**Work instructions**
From the data that follows, copy every line holding the string "Philly".

## START

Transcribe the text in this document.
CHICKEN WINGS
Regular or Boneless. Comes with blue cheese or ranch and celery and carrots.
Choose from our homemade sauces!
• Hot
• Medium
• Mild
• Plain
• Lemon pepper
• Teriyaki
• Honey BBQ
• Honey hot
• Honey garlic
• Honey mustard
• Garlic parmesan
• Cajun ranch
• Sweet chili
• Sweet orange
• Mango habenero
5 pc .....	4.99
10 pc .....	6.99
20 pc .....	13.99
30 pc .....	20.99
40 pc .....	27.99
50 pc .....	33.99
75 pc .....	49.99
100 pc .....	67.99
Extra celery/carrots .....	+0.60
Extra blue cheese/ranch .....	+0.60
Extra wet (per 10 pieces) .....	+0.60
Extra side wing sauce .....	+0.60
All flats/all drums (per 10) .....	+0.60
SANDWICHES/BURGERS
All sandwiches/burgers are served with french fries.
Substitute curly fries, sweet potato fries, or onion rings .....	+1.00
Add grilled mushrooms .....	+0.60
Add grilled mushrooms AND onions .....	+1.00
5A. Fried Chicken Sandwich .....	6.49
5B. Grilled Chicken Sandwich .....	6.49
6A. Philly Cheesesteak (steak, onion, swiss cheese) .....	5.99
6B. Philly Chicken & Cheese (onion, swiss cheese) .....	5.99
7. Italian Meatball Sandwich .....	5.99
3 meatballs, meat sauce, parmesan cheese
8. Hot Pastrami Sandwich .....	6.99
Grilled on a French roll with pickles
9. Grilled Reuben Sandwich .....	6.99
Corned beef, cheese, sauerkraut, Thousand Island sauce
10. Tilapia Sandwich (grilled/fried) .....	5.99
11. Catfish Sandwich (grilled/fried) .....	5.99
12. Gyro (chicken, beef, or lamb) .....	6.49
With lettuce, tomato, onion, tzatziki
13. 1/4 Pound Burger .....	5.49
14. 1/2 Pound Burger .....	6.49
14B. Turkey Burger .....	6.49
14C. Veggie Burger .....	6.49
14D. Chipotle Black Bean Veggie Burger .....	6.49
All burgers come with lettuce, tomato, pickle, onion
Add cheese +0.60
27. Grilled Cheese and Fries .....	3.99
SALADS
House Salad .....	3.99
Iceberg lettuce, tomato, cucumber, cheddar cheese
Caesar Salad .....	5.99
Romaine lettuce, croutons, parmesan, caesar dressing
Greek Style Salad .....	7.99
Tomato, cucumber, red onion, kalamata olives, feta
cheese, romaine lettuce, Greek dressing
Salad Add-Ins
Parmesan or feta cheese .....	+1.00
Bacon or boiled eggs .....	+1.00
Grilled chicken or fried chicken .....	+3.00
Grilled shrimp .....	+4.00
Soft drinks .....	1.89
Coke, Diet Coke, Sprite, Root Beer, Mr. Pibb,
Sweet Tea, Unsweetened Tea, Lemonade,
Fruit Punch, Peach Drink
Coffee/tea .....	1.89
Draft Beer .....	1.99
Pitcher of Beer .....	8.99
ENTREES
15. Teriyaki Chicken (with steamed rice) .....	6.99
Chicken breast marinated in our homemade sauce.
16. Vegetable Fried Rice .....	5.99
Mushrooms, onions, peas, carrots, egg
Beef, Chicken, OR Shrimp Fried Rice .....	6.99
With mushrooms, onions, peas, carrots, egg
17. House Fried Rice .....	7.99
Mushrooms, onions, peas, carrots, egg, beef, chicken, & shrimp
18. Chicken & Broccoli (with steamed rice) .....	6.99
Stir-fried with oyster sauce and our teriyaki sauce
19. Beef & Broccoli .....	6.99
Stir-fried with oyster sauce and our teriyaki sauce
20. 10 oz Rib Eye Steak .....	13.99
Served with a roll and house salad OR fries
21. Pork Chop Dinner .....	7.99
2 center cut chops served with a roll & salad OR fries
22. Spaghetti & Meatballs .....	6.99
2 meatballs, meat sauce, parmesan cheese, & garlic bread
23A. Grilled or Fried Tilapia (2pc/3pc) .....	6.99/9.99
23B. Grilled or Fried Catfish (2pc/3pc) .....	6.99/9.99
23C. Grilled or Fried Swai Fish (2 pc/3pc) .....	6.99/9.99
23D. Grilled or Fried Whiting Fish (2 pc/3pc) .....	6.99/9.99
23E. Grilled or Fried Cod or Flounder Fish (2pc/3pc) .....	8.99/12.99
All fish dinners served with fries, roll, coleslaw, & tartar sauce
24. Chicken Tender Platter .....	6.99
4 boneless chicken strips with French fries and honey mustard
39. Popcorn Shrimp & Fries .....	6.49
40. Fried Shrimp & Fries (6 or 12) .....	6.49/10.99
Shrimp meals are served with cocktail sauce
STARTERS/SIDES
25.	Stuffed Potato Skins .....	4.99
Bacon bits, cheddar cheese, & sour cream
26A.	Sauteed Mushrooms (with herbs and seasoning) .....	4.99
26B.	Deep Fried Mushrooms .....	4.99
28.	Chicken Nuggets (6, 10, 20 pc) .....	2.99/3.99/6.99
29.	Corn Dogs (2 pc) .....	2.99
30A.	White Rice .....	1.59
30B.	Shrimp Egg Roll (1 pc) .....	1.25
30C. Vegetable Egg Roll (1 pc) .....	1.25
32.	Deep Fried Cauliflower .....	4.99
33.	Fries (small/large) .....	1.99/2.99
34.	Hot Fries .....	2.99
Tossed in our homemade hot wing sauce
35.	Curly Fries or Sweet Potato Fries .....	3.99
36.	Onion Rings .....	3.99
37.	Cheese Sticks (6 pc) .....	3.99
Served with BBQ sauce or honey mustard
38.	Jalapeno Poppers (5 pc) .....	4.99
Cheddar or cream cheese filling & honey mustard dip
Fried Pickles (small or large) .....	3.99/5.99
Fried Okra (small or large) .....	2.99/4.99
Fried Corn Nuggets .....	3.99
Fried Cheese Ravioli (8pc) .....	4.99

## END

**Exercise response**
6A. Philly Cheesesteak (steak, onion, swiss cheese) .....	5.99
6B. Philly Chicken & Cheese (onion, swiss cheese) .....	5.99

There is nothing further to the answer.